## [AIM OF THE TASK]
The records that follow must be reproduced in full, exactly as written.

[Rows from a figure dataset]
┌────────
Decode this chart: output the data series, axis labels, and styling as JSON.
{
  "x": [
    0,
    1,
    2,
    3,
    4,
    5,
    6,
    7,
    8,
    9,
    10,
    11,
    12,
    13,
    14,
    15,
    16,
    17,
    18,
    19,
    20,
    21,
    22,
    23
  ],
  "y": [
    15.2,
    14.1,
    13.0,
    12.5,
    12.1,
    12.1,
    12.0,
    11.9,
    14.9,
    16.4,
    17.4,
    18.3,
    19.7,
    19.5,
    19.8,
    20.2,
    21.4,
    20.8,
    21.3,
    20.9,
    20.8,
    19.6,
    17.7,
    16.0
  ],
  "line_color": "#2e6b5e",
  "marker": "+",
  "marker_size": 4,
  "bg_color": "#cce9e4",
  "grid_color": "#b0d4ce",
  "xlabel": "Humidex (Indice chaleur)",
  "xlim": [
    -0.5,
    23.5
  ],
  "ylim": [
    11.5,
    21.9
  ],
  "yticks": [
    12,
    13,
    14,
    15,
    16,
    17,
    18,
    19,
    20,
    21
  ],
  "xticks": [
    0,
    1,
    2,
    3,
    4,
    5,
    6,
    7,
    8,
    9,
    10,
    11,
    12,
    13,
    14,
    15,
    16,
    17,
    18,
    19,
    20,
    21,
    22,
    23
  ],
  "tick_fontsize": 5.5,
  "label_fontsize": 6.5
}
└────────
## [WORKED SOLUTION]
Decode this chart: output the data series, axis labels, and styling as JSON.
{
  "x": [
    0,
    1,
    2,
    3,
    4,
    5,
    6,
    7,
    8,
    9,
    10,
    11,
    12,
    13,
    14,
    15,
    16,
    17,
    18,
    19,
    20,
    21,
    22,
    23
  ],
  "y": [
    15.2,
    14.1,
    13.0,
    12.5,
    12.1,
    12.1,
    12.0,
    11.9,
    14.9,
    16.4,
    17.4,
    18.3,
    19.7,
    19.5,
    19.8,
    20.2,
    21.4,
    20.8,
    21.3,
    20.9,
    20.8,
    19.6,
    17.7,
    16.0
  ],
  "line_color": "#2e6b5e",
  "marker": "+",
  "marker_size": 4,
  "bg_color": "#cce9e4",
  "grid_color": "#b0d4ce",
  "xlabel": "Humidex (Indice chaleur)",
  "xlim": [
    -0.5,
    23.5
  ],
  "ylim": [
    11.5,
    21.9
  ],
  "yticks": [
    12,
    13,
    14,
    15,
    16,
    17,
    18,
    19,
    20,
    21
  ],
  "xticks": [
    0,
    1,
    2,
    3,
    4,
    5,
    6,
    7,
    8,
    9,
    10,
    11,
    12,
    13,
    14,
    15,
    16,
    17,
    18,
    19,
    20,
    21,
    22,
    23
  ],
  "tick_fontsize": 5.5,
  "label_fontsize": 6.5
}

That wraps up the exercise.